WHAT TO DO ▸ Copy out, word for word, the part of the data that opens with the line containing "poster-title-line-3: LAST SUMMER" and runs through the end of the data.

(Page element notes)
********************
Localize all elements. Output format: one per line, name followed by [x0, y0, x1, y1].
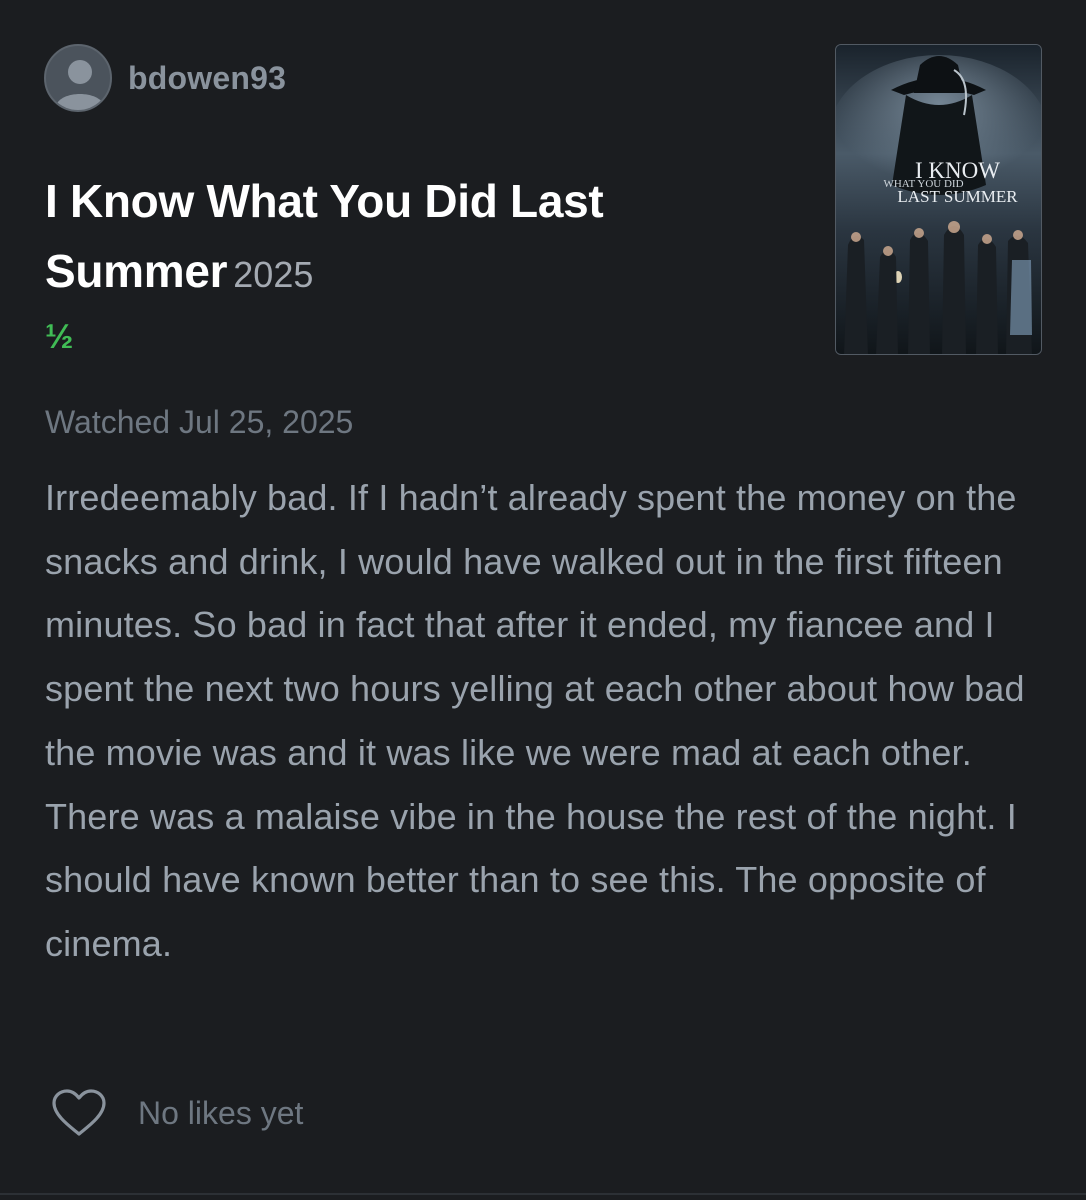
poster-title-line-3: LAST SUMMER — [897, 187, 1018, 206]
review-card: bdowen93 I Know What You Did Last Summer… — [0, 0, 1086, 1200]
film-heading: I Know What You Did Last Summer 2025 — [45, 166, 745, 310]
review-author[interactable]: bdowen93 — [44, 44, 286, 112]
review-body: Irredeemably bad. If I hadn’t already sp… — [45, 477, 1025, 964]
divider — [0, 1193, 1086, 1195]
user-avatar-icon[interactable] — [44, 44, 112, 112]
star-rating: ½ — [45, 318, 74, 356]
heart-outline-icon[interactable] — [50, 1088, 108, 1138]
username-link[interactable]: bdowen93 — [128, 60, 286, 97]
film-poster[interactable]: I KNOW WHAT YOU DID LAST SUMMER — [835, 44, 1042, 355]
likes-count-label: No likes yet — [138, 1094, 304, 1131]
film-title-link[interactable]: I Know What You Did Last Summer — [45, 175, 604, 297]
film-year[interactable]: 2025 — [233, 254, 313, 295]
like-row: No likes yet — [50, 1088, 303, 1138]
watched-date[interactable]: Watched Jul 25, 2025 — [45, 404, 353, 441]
********************
EXPECTED ANSWER ▸
poster-title-line-3: LAST SUMMER — [897, 187, 1018, 206]
review-card: bdowen93 I Know What You Did Last Summer… — [0, 0, 1086, 1200]
film-heading: I Know What You Did Last Summer 2025 — [45, 166, 745, 310]
review-author[interactable]: bdowen93 — [44, 44, 286, 112]
review-body: Irredeemably bad. If I hadn’t already sp… — [45, 477, 1025, 964]
divider — [0, 1193, 1086, 1195]
user-avatar-icon[interactable] — [44, 44, 112, 112]
star-rating: ½ — [45, 318, 74, 356]
heart-outline-icon[interactable] — [50, 1088, 108, 1138]
username-link[interactable]: bdowen93 — [128, 60, 286, 97]
film-poster[interactable]: I KNOW WHAT YOU DID LAST SUMMER — [835, 44, 1042, 355]
likes-count-label: No likes yet — [138, 1094, 304, 1131]
film-title-link[interactable]: I Know What You Did Last Summer — [45, 175, 604, 297]
film-year[interactable]: 2025 — [233, 254, 313, 295]
like-row: No likes yet — [50, 1088, 303, 1138]
watched-date[interactable]: Watched Jul 25, 2025 — [45, 404, 353, 441]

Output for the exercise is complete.